_Exercise brief_
Below are the records; locate each line with the word "年新北市公開百萬宅新案最高單價資訊" and copy it.

┄┄┄┄┄┄┄┄┄┄

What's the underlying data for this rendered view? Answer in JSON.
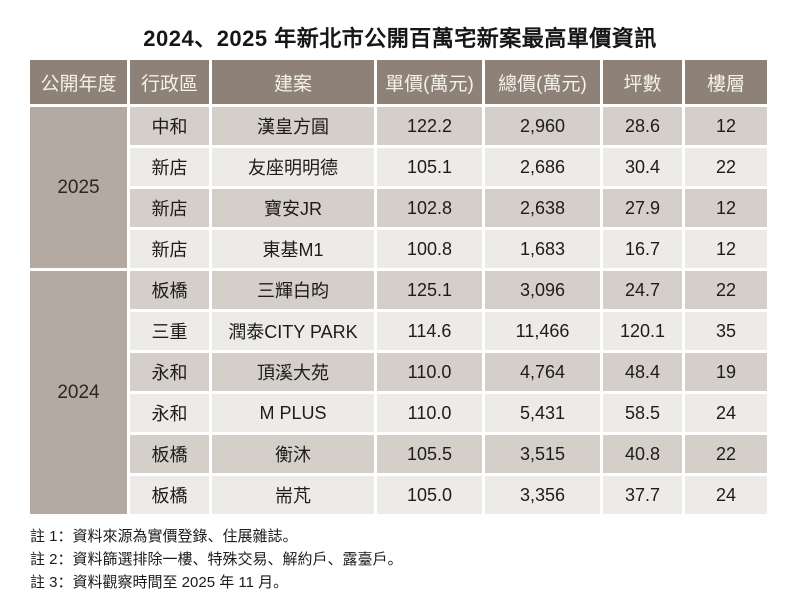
{
  "title": "2024、2025 年新北市公開百萬宅新案最高單價資訊",
  "colors": {
    "header_bg": "#8e8278",
    "header_text": "#f4f1ea",
    "year_cell_bg": "#b5aaa1",
    "row_dark_bg": "#d5cfca",
    "row_light_bg": "#edebe7",
    "text": "#1d1c1a"
  },
  "table": {
    "headers": [
      "公開年度",
      "行政區",
      "建案",
      "單價(萬元)",
      "總價(萬元)",
      "坪數",
      "樓層"
    ],
    "groups": [
      {
        "year": "2025",
        "rowspan": 4
      },
      {
        "year": "2024",
        "rowspan": 6
      }
    ],
    "rows": [
      {
        "district": "中和",
        "project": "漢皇方圓",
        "unit_price": "122.2",
        "total_price": "2,960",
        "ping": "28.6",
        "floor": "12"
      },
      {
        "district": "新店",
        "project": "友座明明德",
        "unit_price": "105.1",
        "total_price": "2,686",
        "ping": "30.4",
        "floor": "22"
      },
      {
        "district": "新店",
        "project": "寶安JR",
        "unit_price": "102.8",
        "total_price": "2,638",
        "ping": "27.9",
        "floor": "12"
      },
      {
        "district": "新店",
        "project": "東基M1",
        "unit_price": "100.8",
        "total_price": "1,683",
        "ping": "16.7",
        "floor": "12"
      },
      {
        "district": "板橋",
        "project": "三輝白昀",
        "unit_price": "125.1",
        "total_price": "3,096",
        "ping": "24.7",
        "floor": "22"
      },
      {
        "district": "三重",
        "project": "潤泰CITY PARK",
        "unit_price": "114.6",
        "total_price": "11,466",
        "ping": "120.1",
        "floor": "35"
      },
      {
        "district": "永和",
        "project": "頂溪大苑",
        "unit_price": "110.0",
        "total_price": "4,764",
        "ping": "48.4",
        "floor": "19"
      },
      {
        "district": "永和",
        "project": "M PLUS",
        "unit_price": "110.0",
        "total_price": "5,431",
        "ping": "58.5",
        "floor": "24"
      },
      {
        "district": "板橋",
        "project": "衡沐",
        "unit_price": "105.5",
        "total_price": "3,515",
        "ping": "40.8",
        "floor": "22"
      },
      {
        "district": "板橋",
        "project": "耑芃",
        "unit_price": "105.0",
        "total_price": "3,356",
        "ping": "37.7",
        "floor": "24"
      }
    ]
  },
  "notes": [
    "註 1：資料來源為實價登錄、住展雜誌。",
    "註 2：資料篩選排除一樓、特殊交易、解約戶、露臺戶。",
    "註 3：資料觀察時間至 2025 年 11 月。"
  ],
  "chart_data": {
    "type": "table",
    "title": "2024、2025 年新北市公開百萬宅新案最高單價資訊",
    "columns": [
      "公開年度",
      "行政區",
      "建案",
      "單價(萬元)",
      "總價(萬元)",
      "坪數",
      "樓層"
    ],
    "rows": [
      [
        "2025",
        "中和",
        "漢皇方圓",
        122.2,
        2960,
        28.6,
        12
      ],
      [
        "2025",
        "新店",
        "友座明明德",
        105.1,
        2686,
        30.4,
        22
      ],
      [
        "2025",
        "新店",
        "寶安JR",
        102.8,
        2638,
        27.9,
        12
      ],
      [
        "2025",
        "新店",
        "東基M1",
        100.8,
        1683,
        16.7,
        12
      ],
      [
        "2024",
        "板橋",
        "三輝白昀",
        125.1,
        3096,
        24.7,
        22
      ],
      [
        "2024",
        "三重",
        "潤泰CITY PARK",
        114.6,
        11466,
        120.1,
        35
      ],
      [
        "2024",
        "永和",
        "頂溪大苑",
        110.0,
        4764,
        48.4,
        19
      ],
      [
        "2024",
        "永和",
        "M PLUS",
        110.0,
        5431,
        58.5,
        24
      ],
      [
        "2024",
        "板橋",
        "衡沐",
        105.5,
        3515,
        40.8,
        22
      ],
      [
        "2024",
        "板橋",
        "耑芃",
        105.0,
        3356,
        37.7,
        24
      ]
    ],
    "notes": [
      "註 1：資料來源為實價登錄、住展雜誌。",
      "註 2：資料篩選排除一樓、特殊交易、解約戶、露臺戶。",
      "註 3：資料觀察時間至 2025 年 11 月。"
    ]
  }
}
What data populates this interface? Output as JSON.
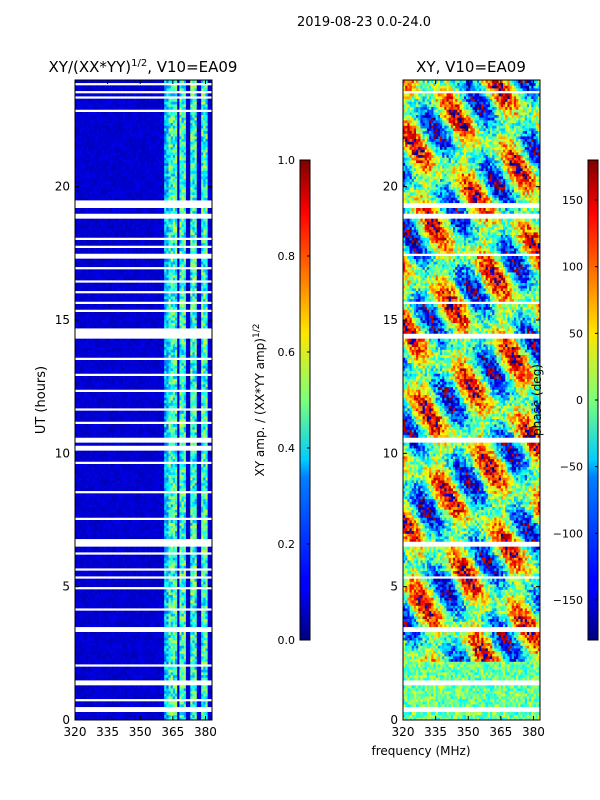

┄┄┄┄┄┄┄┄┄┄

_Task answer_
  "title": "2024、2025 年新北市公開百萬宅新案最高單價資訊",
    "title": "2024、2025 年新北市公開百萬宅新案最高單價資訊",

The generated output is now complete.